[Objective]: Out of the lines in this data, how many include "label"? Give the number and nothing else.

-- begin Entries provided --

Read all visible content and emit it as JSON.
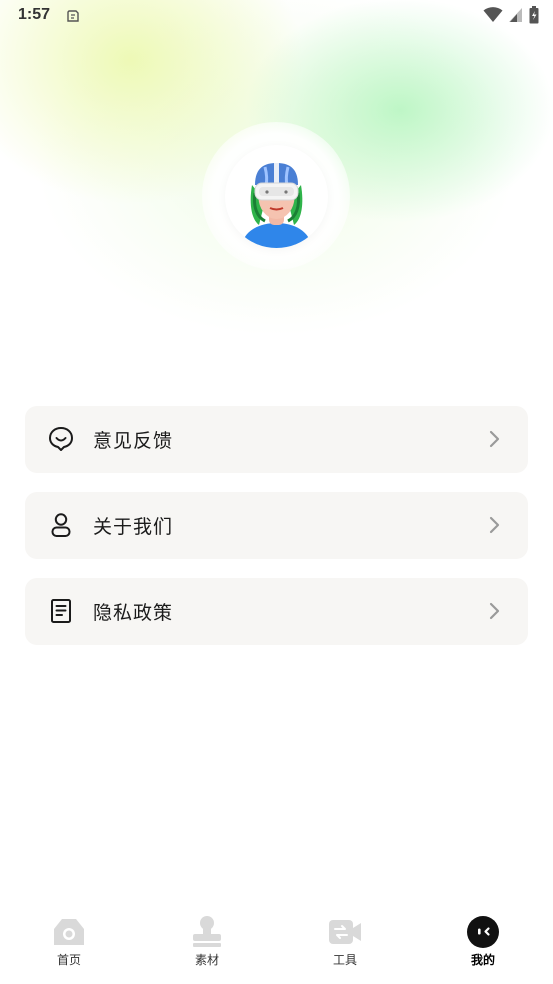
{
  "status_bar": {
    "time": "1:57"
  },
  "menu": [
    {
      "label": "意见反馈",
      "icon": "smile-feedback-icon"
    },
    {
      "label": "关于我们",
      "icon": "person-icon"
    },
    {
      "label": "隐私政策",
      "icon": "document-icon"
    }
  ],
  "bottom_nav": [
    {
      "label": "首页",
      "icon": "home-camera-icon",
      "active": false
    },
    {
      "label": "素材",
      "icon": "stamp-icon",
      "active": false
    },
    {
      "label": "工具",
      "icon": "video-tool-icon",
      "active": false
    },
    {
      "label": "我的",
      "icon": "profile-face-icon",
      "active": true
    }
  ],
  "colors": {
    "card_bg": "#f7f6f4",
    "inactive_icon": "#d9d9d9",
    "active_icon": "#111111"
  }
}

-- end Entries provided --

[Worked solution]: 7